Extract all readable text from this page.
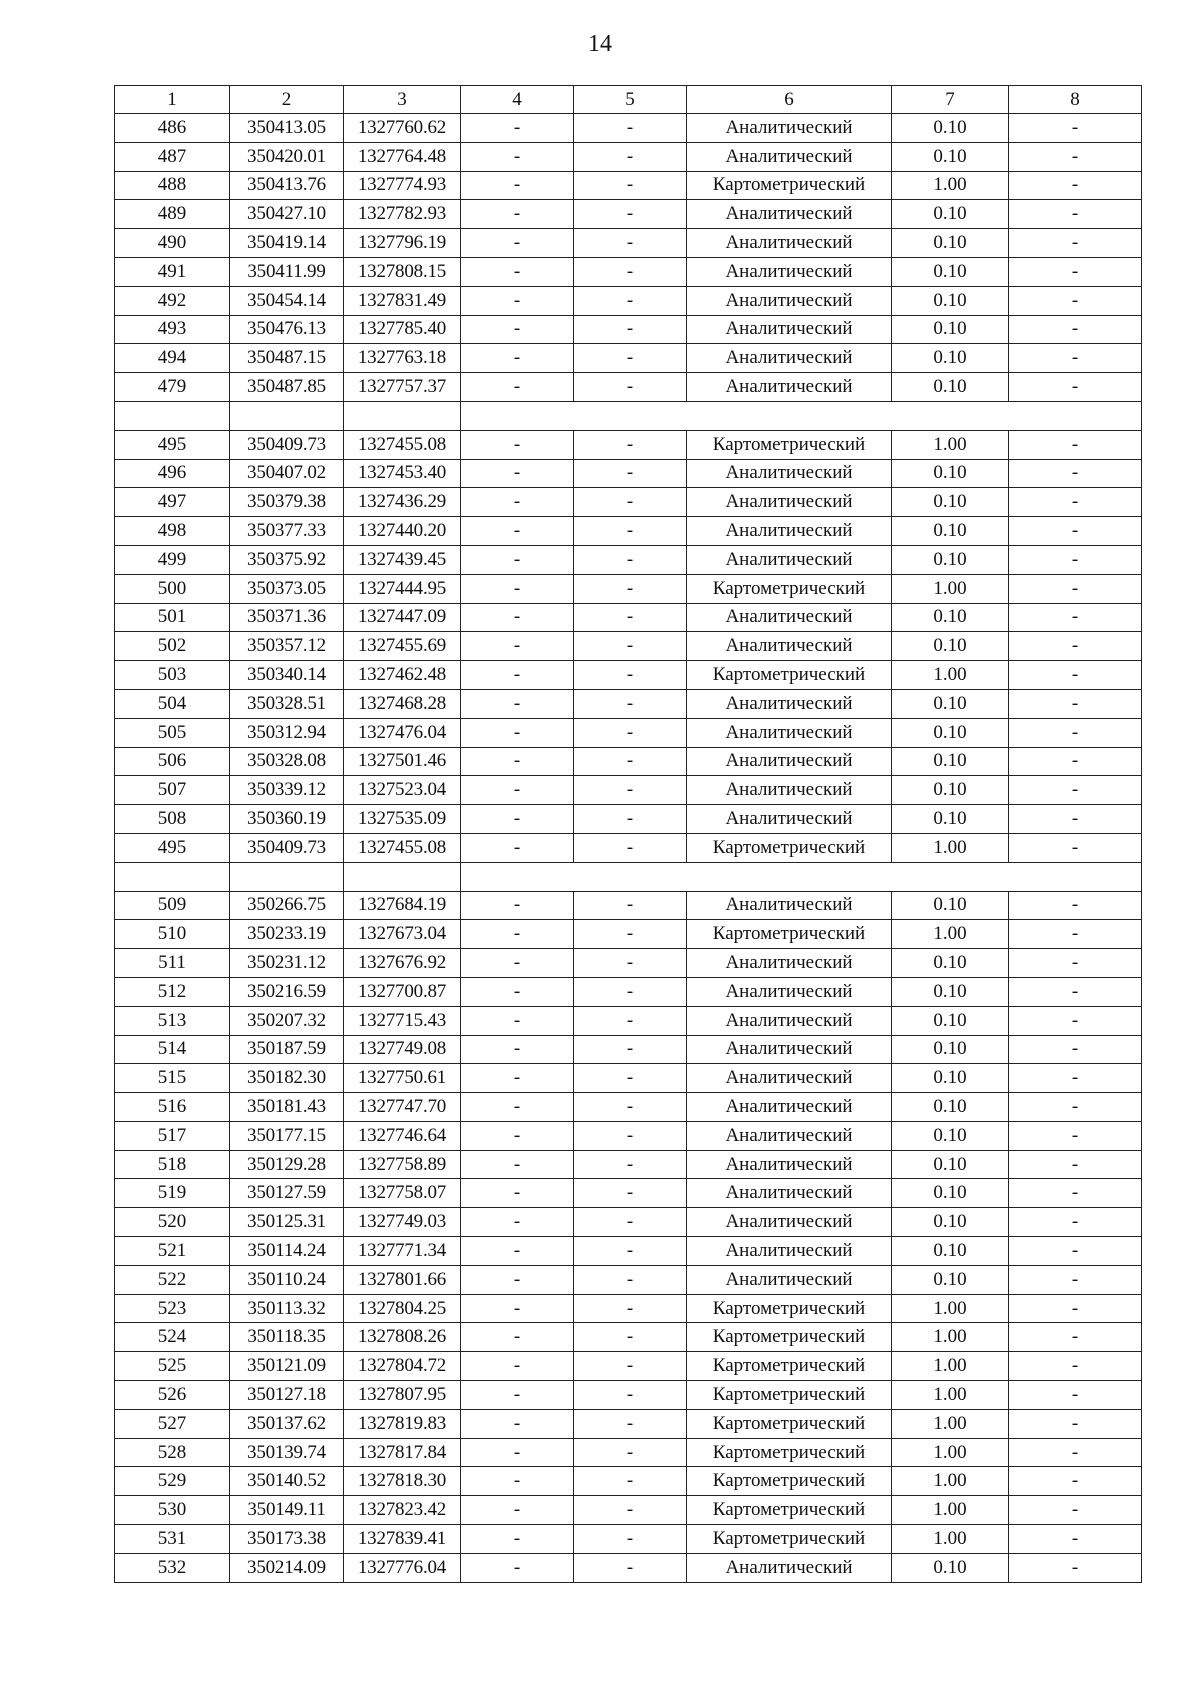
14
1	2	3	4	5	6	7	8
486	350413.05	1327760.62	-	-	Аналитический	0.10	-
487	350420.01	1327764.48	-	-	Аналитический	0.10	-
488	350413.76	1327774.93	-	-	Картометрический	1.00	-
489	350427.10	1327782.93	-	-	Аналитический	0.10	-
490	350419.14	1327796.19	-	-	Аналитический	0.10	-
491	350411.99	1327808.15	-	-	Аналитический	0.10	-
492	350454.14	1327831.49	-	-	Аналитический	0.10	-
493	350476.13	1327785.40	-	-	Аналитический	0.10	-
494	350487.15	1327763.18	-	-	Аналитический	0.10	-
479	350487.85	1327757.37	-	-	Аналитический	0.10	-

495	350409.73	1327455.08	-	-	Картометрический	1.00	-
496	350407.02	1327453.40	-	-	Аналитический	0.10	-
497	350379.38	1327436.29	-	-	Аналитический	0.10	-
498	350377.33	1327440.20	-	-	Аналитический	0.10	-
499	350375.92	1327439.45	-	-	Аналитический	0.10	-
500	350373.05	1327444.95	-	-	Картометрический	1.00	-
501	350371.36	1327447.09	-	-	Аналитический	0.10	-
502	350357.12	1327455.69	-	-	Аналитический	0.10	-
503	350340.14	1327462.48	-	-	Картометрический	1.00	-
504	350328.51	1327468.28	-	-	Аналитический	0.10	-
505	350312.94	1327476.04	-	-	Аналитический	0.10	-
506	350328.08	1327501.46	-	-	Аналитический	0.10	-
507	350339.12	1327523.04	-	-	Аналитический	0.10	-
508	350360.19	1327535.09	-	-	Аналитический	0.10	-
495	350409.73	1327455.08	-	-	Картометрический	1.00	-

509	350266.75	1327684.19	-	-	Аналитический	0.10	-
510	350233.19	1327673.04	-	-	Картометрический	1.00	-
511	350231.12	1327676.92	-	-	Аналитический	0.10	-
512	350216.59	1327700.87	-	-	Аналитический	0.10	-
513	350207.32	1327715.43	-	-	Аналитический	0.10	-
514	350187.59	1327749.08	-	-	Аналитический	0.10	-
515	350182.30	1327750.61	-	-	Аналитический	0.10	-
516	350181.43	1327747.70	-	-	Аналитический	0.10	-
517	350177.15	1327746.64	-	-	Аналитический	0.10	-
518	350129.28	1327758.89	-	-	Аналитический	0.10	-
519	350127.59	1327758.07	-	-	Аналитический	0.10	-
520	350125.31	1327749.03	-	-	Аналитический	0.10	-
521	350114.24	1327771.34	-	-	Аналитический	0.10	-
522	350110.24	1327801.66	-	-	Аналитический	0.10	-
523	350113.32	1327804.25	-	-	Картометрический	1.00	-
524	350118.35	1327808.26	-	-	Картометрический	1.00	-
525	350121.09	1327804.72	-	-	Картометрический	1.00	-
526	350127.18	1327807.95	-	-	Картометрический	1.00	-
527	350137.62	1327819.83	-	-	Картометрический	1.00	-
528	350139.74	1327817.84	-	-	Картометрический	1.00	-
529	350140.52	1327818.30	-	-	Картометрический	1.00	-
530	350149.11	1327823.42	-	-	Картометрический	1.00	-
531	350173.38	1327839.41	-	-	Картометрический	1.00	-
532	350214.09	1327776.04	-	-	Аналитический	0.10	-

● SET EXERCISE: Reproduce the material in its entirety and word for word, without the pictures.

● WRITTEN SOLUTION:
Extract all readable text from this page.
14
1	2	3	4	5	6	7	8
486	350413.05	1327760.62	-	-	Аналитический	0.10	-
487	350420.01	1327764.48	-	-	Аналитический	0.10	-
488	350413.76	1327774.93	-	-	Картометрический	1.00	-
489	350427.10	1327782.93	-	-	Аналитический	0.10	-
490	350419.14	1327796.19	-	-	Аналитический	0.10	-
491	350411.99	1327808.15	-	-	Аналитический	0.10	-
492	350454.14	1327831.49	-	-	Аналитический	0.10	-
493	350476.13	1327785.40	-	-	Аналитический	0.10	-
494	350487.15	1327763.18	-	-	Аналитический	0.10	-
479	350487.85	1327757.37	-	-	Аналитический	0.10	-

495	350409.73	1327455.08	-	-	Картометрический	1.00	-
496	350407.02	1327453.40	-	-	Аналитический	0.10	-
497	350379.38	1327436.29	-	-	Аналитический	0.10	-
498	350377.33	1327440.20	-	-	Аналитический	0.10	-
499	350375.92	1327439.45	-	-	Аналитический	0.10	-
500	350373.05	1327444.95	-	-	Картометрический	1.00	-
501	350371.36	1327447.09	-	-	Аналитический	0.10	-
502	350357.12	1327455.69	-	-	Аналитический	0.10	-
503	350340.14	1327462.48	-	-	Картометрический	1.00	-
504	350328.51	1327468.28	-	-	Аналитический	0.10	-
505	350312.94	1327476.04	-	-	Аналитический	0.10	-
506	350328.08	1327501.46	-	-	Аналитический	0.10	-
507	350339.12	1327523.04	-	-	Аналитический	0.10	-
508	350360.19	1327535.09	-	-	Аналитический	0.10	-
495	350409.73	1327455.08	-	-	Картометрический	1.00	-

509	350266.75	1327684.19	-	-	Аналитический	0.10	-
510	350233.19	1327673.04	-	-	Картометрический	1.00	-
511	350231.12	1327676.92	-	-	Аналитический	0.10	-
512	350216.59	1327700.87	-	-	Аналитический	0.10	-
513	350207.32	1327715.43	-	-	Аналитический	0.10	-
514	350187.59	1327749.08	-	-	Аналитический	0.10	-
515	350182.30	1327750.61	-	-	Аналитический	0.10	-
516	350181.43	1327747.70	-	-	Аналитический	0.10	-
517	350177.15	1327746.64	-	-	Аналитический	0.10	-
518	350129.28	1327758.89	-	-	Аналитический	0.10	-
519	350127.59	1327758.07	-	-	Аналитический	0.10	-
520	350125.31	1327749.03	-	-	Аналитический	0.10	-
521	350114.24	1327771.34	-	-	Аналитический	0.10	-
522	350110.24	1327801.66	-	-	Аналитический	0.10	-
523	350113.32	1327804.25	-	-	Картометрический	1.00	-
524	350118.35	1327808.26	-	-	Картометрический	1.00	-
525	350121.09	1327804.72	-	-	Картометрический	1.00	-
526	350127.18	1327807.95	-	-	Картометрический	1.00	-
527	350137.62	1327819.83	-	-	Картометрический	1.00	-
528	350139.74	1327817.84	-	-	Картометрический	1.00	-
529	350140.52	1327818.30	-	-	Картометрический	1.00	-
530	350149.11	1327823.42	-	-	Картометрический	1.00	-
531	350173.38	1327839.41	-	-	Картометрический	1.00	-
532	350214.09	1327776.04	-	-	Аналитический	0.10	-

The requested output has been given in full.